Your task:
Tally the lines that hold the string "tokens", and reply with the count alone.

Provided entries:
>>
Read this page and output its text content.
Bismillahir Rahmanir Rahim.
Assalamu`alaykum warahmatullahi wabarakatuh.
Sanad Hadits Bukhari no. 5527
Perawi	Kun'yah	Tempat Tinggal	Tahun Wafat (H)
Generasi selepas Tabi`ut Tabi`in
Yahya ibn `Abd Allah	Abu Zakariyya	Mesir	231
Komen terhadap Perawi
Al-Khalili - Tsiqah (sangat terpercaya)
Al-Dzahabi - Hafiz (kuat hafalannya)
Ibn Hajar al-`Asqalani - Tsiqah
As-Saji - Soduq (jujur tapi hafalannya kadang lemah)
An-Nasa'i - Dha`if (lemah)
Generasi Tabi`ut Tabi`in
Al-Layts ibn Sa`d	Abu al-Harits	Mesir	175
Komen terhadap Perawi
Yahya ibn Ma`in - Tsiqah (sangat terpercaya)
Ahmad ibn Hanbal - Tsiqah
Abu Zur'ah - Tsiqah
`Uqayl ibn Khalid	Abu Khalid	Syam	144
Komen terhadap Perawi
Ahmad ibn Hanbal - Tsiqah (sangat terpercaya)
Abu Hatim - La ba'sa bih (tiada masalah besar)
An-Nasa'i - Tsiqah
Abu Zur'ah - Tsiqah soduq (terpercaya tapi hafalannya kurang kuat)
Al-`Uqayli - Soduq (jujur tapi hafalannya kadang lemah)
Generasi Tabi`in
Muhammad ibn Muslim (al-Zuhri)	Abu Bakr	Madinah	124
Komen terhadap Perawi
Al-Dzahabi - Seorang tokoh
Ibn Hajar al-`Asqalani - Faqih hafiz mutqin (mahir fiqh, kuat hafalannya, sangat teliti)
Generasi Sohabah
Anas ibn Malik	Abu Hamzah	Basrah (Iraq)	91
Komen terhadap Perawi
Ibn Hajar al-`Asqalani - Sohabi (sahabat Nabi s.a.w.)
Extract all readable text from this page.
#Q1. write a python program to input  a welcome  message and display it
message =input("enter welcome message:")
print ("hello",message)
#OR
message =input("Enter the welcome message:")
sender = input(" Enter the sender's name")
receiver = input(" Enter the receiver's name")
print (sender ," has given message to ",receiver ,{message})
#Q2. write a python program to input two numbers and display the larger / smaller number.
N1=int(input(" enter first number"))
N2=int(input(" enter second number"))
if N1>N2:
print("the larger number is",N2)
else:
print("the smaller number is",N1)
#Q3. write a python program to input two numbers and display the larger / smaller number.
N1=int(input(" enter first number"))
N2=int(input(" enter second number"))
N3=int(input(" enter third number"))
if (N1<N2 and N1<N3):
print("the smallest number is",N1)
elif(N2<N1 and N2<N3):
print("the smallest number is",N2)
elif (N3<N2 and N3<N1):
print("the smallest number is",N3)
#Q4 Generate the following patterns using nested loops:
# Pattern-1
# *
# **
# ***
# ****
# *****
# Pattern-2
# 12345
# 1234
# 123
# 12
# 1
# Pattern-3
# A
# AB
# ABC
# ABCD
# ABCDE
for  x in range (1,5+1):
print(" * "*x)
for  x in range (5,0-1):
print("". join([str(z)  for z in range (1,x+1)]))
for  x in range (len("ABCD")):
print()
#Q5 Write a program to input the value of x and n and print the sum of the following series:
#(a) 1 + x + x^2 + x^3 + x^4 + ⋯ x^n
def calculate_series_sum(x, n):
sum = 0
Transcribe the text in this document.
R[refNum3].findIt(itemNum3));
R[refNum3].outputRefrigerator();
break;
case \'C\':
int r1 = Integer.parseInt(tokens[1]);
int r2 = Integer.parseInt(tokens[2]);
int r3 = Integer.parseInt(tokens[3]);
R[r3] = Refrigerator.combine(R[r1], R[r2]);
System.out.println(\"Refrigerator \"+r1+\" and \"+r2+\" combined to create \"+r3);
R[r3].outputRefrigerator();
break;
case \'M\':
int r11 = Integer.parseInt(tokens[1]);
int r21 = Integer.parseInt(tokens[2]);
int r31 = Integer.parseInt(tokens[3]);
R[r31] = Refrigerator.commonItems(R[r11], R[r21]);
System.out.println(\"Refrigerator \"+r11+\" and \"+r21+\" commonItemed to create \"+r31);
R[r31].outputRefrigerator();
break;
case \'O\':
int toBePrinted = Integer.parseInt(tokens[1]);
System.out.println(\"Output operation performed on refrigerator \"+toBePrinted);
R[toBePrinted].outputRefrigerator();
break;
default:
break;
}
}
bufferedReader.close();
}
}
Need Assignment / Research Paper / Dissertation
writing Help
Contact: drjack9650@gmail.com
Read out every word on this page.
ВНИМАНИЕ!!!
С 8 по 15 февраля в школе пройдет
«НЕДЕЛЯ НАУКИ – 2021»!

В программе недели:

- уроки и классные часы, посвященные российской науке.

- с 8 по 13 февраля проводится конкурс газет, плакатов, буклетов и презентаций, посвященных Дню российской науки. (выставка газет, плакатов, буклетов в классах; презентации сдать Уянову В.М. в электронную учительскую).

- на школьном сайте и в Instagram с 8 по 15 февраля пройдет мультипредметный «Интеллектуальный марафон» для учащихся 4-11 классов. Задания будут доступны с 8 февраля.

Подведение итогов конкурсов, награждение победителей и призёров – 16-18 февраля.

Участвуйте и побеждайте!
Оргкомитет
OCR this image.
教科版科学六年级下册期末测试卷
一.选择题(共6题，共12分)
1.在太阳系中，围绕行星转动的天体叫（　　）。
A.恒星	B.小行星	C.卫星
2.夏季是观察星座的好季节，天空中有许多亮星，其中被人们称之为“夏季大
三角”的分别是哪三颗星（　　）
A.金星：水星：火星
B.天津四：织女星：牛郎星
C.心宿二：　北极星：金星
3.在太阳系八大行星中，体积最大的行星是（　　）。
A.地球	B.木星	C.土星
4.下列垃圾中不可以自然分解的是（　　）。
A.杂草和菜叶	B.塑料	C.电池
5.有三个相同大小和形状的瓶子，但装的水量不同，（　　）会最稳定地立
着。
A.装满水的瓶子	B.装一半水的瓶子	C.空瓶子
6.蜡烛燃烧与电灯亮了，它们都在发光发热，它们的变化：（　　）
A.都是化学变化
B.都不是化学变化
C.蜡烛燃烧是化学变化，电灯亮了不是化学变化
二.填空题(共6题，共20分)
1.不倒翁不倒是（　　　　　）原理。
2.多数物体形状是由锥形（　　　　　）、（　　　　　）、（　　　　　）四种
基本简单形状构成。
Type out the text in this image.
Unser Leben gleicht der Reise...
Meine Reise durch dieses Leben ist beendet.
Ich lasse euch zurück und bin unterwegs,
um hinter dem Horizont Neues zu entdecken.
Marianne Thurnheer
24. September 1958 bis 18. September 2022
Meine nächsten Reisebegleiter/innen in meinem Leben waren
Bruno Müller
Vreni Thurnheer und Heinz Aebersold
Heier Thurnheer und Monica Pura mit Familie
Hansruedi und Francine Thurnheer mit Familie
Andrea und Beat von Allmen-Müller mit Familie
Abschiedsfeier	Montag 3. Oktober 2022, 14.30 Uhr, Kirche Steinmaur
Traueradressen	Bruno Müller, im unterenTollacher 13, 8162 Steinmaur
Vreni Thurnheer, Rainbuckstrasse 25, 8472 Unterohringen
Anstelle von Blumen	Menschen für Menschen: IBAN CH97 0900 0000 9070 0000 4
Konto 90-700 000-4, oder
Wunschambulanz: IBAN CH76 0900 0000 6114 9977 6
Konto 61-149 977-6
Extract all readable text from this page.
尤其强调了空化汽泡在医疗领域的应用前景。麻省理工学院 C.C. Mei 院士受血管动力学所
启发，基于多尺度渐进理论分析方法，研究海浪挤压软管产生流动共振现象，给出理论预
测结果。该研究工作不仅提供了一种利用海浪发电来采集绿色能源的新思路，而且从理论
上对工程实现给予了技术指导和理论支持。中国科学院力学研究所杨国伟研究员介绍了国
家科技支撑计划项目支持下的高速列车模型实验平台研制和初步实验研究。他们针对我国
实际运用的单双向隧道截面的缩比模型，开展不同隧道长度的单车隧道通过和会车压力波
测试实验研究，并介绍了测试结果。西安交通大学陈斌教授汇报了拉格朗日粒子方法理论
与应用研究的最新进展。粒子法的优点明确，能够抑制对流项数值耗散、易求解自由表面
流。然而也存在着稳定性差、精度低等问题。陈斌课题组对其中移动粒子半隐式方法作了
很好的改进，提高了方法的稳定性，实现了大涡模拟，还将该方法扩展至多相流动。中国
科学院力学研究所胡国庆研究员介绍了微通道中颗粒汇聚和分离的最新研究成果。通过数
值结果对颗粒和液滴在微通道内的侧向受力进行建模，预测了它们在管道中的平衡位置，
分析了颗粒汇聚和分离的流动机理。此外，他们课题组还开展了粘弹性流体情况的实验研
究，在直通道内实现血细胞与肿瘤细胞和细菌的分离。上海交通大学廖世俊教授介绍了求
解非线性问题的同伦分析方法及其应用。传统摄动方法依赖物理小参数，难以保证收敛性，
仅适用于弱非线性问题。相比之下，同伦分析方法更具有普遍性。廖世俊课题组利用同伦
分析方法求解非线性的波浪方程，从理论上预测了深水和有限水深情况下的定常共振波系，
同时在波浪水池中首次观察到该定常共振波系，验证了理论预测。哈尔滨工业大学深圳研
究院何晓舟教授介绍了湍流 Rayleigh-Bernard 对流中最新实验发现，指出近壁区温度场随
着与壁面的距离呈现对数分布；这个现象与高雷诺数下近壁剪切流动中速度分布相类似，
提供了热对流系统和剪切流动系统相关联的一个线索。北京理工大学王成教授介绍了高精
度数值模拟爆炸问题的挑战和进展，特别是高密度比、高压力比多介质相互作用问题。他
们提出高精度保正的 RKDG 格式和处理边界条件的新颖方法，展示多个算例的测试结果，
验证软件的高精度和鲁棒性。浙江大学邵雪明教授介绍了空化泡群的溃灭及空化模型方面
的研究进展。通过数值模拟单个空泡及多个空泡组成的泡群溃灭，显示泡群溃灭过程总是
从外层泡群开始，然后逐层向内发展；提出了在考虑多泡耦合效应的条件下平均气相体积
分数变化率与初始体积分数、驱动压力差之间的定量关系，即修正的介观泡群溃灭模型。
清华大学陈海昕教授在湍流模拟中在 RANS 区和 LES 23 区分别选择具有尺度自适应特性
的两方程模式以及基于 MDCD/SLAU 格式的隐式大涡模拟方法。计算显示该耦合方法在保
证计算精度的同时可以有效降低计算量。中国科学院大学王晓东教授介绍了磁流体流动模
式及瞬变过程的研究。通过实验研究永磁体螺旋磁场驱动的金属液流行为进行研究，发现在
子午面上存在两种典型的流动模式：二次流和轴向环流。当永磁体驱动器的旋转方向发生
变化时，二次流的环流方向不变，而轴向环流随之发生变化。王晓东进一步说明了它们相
<<
Solution for this exercise:
7